--- Start ---
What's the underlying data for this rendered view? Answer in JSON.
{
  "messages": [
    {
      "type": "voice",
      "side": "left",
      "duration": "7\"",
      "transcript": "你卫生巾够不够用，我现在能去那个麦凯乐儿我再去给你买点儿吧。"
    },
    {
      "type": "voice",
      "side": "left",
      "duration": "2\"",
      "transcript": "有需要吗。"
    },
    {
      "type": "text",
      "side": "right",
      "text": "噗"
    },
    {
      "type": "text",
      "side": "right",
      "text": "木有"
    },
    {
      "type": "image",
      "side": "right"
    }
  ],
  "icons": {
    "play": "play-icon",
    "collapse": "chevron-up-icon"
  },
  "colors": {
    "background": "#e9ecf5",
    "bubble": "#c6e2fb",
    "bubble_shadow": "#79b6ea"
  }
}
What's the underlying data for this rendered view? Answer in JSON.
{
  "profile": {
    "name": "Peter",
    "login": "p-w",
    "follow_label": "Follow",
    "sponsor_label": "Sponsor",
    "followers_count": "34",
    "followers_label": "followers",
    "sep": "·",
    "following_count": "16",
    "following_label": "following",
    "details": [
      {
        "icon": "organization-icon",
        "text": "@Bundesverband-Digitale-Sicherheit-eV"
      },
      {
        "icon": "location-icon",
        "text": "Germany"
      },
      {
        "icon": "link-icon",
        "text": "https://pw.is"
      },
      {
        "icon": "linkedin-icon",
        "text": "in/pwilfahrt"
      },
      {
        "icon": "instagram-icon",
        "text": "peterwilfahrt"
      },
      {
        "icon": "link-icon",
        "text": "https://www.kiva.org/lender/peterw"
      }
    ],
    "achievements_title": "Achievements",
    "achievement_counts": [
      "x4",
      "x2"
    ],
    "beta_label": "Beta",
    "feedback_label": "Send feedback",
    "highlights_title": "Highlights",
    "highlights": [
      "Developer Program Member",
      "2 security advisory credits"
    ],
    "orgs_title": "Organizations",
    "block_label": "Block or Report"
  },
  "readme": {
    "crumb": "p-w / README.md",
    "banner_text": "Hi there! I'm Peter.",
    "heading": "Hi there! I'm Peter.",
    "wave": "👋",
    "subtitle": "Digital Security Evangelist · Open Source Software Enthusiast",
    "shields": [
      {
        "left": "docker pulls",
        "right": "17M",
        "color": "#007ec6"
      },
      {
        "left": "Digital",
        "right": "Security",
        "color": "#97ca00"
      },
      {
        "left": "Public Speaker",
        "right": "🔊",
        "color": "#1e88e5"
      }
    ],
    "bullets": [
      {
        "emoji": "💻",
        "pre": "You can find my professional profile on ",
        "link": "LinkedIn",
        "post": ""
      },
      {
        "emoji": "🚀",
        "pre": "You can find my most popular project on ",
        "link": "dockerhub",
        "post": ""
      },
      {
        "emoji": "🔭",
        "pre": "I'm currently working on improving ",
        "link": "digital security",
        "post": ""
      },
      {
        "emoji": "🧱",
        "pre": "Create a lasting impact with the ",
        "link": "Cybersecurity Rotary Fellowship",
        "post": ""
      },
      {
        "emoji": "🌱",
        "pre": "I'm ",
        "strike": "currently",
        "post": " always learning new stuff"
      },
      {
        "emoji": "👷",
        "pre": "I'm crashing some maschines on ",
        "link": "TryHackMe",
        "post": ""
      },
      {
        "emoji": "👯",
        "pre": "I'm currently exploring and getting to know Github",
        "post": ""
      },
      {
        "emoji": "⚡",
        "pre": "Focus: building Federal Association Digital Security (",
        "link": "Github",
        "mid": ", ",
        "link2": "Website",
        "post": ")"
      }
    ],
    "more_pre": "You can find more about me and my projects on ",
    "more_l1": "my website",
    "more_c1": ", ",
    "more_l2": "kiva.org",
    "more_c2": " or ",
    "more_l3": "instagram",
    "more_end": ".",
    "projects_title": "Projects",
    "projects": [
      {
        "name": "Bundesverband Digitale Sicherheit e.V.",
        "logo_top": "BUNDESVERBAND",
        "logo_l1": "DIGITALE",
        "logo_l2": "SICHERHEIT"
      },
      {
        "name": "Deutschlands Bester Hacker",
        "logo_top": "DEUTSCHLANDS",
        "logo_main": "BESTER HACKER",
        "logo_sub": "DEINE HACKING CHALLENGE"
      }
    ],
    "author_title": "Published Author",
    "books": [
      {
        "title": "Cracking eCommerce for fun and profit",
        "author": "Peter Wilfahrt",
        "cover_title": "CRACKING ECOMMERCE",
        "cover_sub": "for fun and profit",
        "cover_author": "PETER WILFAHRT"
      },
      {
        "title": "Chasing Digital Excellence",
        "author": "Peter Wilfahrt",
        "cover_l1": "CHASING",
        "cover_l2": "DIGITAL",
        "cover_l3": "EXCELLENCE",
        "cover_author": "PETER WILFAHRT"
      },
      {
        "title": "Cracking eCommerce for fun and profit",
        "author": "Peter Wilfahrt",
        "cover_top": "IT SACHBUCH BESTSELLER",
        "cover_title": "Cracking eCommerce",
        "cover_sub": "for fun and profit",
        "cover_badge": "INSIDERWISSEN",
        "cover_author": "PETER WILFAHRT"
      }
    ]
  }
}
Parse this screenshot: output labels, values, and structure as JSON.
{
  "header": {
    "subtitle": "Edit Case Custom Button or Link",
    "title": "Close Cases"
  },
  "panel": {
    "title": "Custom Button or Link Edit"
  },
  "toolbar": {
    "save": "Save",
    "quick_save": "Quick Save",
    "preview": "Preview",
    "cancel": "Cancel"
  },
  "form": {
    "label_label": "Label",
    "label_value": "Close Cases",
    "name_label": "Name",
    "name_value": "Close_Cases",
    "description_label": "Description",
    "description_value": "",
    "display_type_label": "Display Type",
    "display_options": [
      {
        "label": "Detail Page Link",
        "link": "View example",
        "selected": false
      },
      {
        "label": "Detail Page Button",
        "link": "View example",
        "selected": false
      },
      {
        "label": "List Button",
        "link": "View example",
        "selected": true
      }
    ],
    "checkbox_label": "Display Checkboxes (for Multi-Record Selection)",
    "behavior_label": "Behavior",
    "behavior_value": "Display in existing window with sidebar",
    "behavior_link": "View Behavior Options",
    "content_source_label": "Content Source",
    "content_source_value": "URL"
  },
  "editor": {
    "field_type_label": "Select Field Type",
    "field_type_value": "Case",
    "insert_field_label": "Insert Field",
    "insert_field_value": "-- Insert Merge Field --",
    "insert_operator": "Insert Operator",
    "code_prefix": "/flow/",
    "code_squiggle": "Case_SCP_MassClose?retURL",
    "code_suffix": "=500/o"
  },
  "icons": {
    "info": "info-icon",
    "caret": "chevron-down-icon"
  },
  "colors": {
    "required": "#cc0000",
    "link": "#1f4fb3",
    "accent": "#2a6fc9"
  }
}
--- End ---
■ **Short task**
Print every record above exactly as written.

■ **Response to the task**
What's the underlying data for this rendered view? Answer in JSON.
{
  "messages": [
    {
      "type": "voice",
      "side": "left",
      "duration": "7\"",
      "transcript": "你卫生巾够不够用，我现在能去那个麦凯乐儿我再去给你买点儿吧。"
    },
    {
      "type": "voice",
      "side": "left",
      "duration": "2\"",
      "transcript": "有需要吗。"
    },
    {
      "type": "text",
      "side": "right",
      "text": "噗"
    },
    {
      "type": "text",
      "side": "right",
      "text": "木有"
    },
    {
      "type": "image",
      "side": "right"
    }
  ],
  "icons": {
    "play": "play-icon",
    "collapse": "chevron-up-icon"
  },
  "colors": {
    "background": "#e9ecf5",
    "bubble": "#c6e2fb",
    "bubble_shadow": "#79b6ea"
  }
}
What's the underlying data for this rendered view? Answer in JSON.
{
  "profile": {
    "name": "Peter",
    "login": "p-w",
    "follow_label": "Follow",
    "sponsor_label": "Sponsor",
    "followers_count": "34",
    "followers_label": "followers",
    "sep": "·",
    "following_count": "16",
    "following_label": "following",
    "details": [
      {
        "icon": "organization-icon",
        "text": "@Bundesverband-Digitale-Sicherheit-eV"
      },
      {
        "icon": "location-icon",
        "text": "Germany"
      },
      {
        "icon": "link-icon",
        "text": "https://pw.is"
      },
      {
        "icon": "linkedin-icon",
        "text": "in/pwilfahrt"
      },
      {
        "icon": "instagram-icon",
        "text": "peterwilfahrt"
      },
      {
        "icon": "link-icon",
        "text": "https://www.kiva.org/lender/peterw"
      }
    ],
    "achievements_title": "Achievements",
    "achievement_counts": [
      "x4",
      "x2"
    ],
    "beta_label": "Beta",
    "feedback_label": "Send feedback",
    "highlights_title": "Highlights",
    "highlights": [
      "Developer Program Member",
      "2 security advisory credits"
    ],
    "orgs_title": "Organizations",
    "block_label": "Block or Report"
  },
  "readme": {
    "crumb": "p-w / README.md",
    "banner_text": "Hi there! I'm Peter.",
    "heading": "Hi there! I'm Peter.",
    "wave": "👋",
    "subtitle": "Digital Security Evangelist · Open Source Software Enthusiast",
    "shields": [
      {
        "left": "docker pulls",
        "right": "17M",
        "color": "#007ec6"
      },
      {
        "left": "Digital",
        "right": "Security",
        "color": "#97ca00"
      },
      {
        "left": "Public Speaker",
        "right": "🔊",
        "color": "#1e88e5"
      }
    ],
    "bullets": [
      {
        "emoji": "💻",
        "pre": "You can find my professional profile on ",
        "link": "LinkedIn",
        "post": ""
      },
      {
        "emoji": "🚀",
        "pre": "You can find my most popular project on ",
        "link": "dockerhub",
        "post": ""
      },
      {
        "emoji": "🔭",
        "pre": "I'm currently working on improving ",
        "link": "digital security",
        "post": ""
      },
      {
        "emoji": "🧱",
        "pre": "Create a lasting impact with the ",
        "link": "Cybersecurity Rotary Fellowship",
        "post": ""
      },
      {
        "emoji": "🌱",
        "pre": "I'm ",
        "strike": "currently",
        "post": " always learning new stuff"
      },
      {
        "emoji": "👷",
        "pre": "I'm crashing some maschines on ",
        "link": "TryHackMe",
        "post": ""
      },
      {
        "emoji": "👯",
        "pre": "I'm currently exploring and getting to know Github",
        "post": ""
      },
      {
        "emoji": "⚡",
        "pre": "Focus: building Federal Association Digital Security (",
        "link": "Github",
        "mid": ", ",
        "link2": "Website",
        "post": ")"
      }
    ],
    "more_pre": "You can find more about me and my projects on ",
    "more_l1": "my website",
    "more_c1": ", ",
    "more_l2": "kiva.org",
    "more_c2": " or ",
    "more_l3": "instagram",
    "more_end": ".",
    "projects_title": "Projects",
    "projects": [
      {
        "name": "Bundesverband Digitale Sicherheit e.V.",
        "logo_top": "BUNDESVERBAND",
        "logo_l1": "DIGITALE",
        "logo_l2": "SICHERHEIT"
      },
      {
        "name": "Deutschlands Bester Hacker",
        "logo_top": "DEUTSCHLANDS",
        "logo_main": "BESTER HACKER",
        "logo_sub": "DEINE HACKING CHALLENGE"
      }
    ],
    "author_title": "Published Author",
    "books": [
      {
        "title": "Cracking eCommerce for fun and profit",
        "author": "Peter Wilfahrt",
        "cover_title": "CRACKING ECOMMERCE",
        "cover_sub": "for fun and profit",
        "cover_author": "PETER WILFAHRT"
      },
      {
        "title": "Chasing Digital Excellence",
        "author": "Peter Wilfahrt",
        "cover_l1": "CHASING",
        "cover_l2": "DIGITAL",
        "cover_l3": "EXCELLENCE",
        "cover_author": "PETER WILFAHRT"
      },
      {
        "title": "Cracking eCommerce for fun and profit",
        "author": "Peter Wilfahrt",
        "cover_top": "IT SACHBUCH BESTSELLER",
        "cover_title": "Cracking eCommerce",
        "cover_sub": "for fun and profit",
        "cover_badge": "INSIDERWISSEN",
        "cover_author": "PETER WILFAHRT"
      }
    ]
  }
}
Parse this screenshot: output labels, values, and structure as JSON.
{
  "header": {
    "subtitle": "Edit Case Custom Button or Link",
    "title": "Close Cases"
  },
  "panel": {
    "title": "Custom Button or Link Edit"
  },
  "toolbar": {
    "save": "Save",
    "quick_save": "Quick Save",
    "preview": "Preview",
    "cancel": "Cancel"
  },
  "form": {
    "label_label": "Label",
    "label_value": "Close Cases",
    "name_label": "Name",
    "name_value": "Close_Cases",
    "description_label": "Description",
    "description_value": "",
    "display_type_label": "Display Type",
    "display_options": [
      {
        "label": "Detail Page Link",
        "link": "View example",
        "selected": false
      },
      {
        "label": "Detail Page Button",
        "link": "View example",
        "selected": false
      },
      {
        "label": "List Button",
        "link": "View example",
        "selected": true
      }
    ],
    "checkbox_label": "Display Checkboxes (for Multi-Record Selection)",
    "behavior_label": "Behavior",
    "behavior_value": "Display in existing window with sidebar",
    "behavior_link": "View Behavior Options",
    "content_source_label": "Content Source",
    "content_source_value": "URL"
  },
  "editor": {
    "field_type_label": "Select Field Type",
    "field_type_value": "Case",
    "insert_field_label": "Insert Field",
    "insert_field_value": "-- Insert Merge Field --",
    "insert_operator": "Insert Operator",
    "code_prefix": "/flow/",
    "code_squiggle": "Case_SCP_MassClose?retURL",
    "code_suffix": "=500/o"
  },
  "icons": {
    "info": "info-icon",
    "caret": "chevron-down-icon"
  },
  "colors": {
    "required": "#cc0000",
    "link": "#1f4fb3",
    "accent": "#2a6fc9"
  }
}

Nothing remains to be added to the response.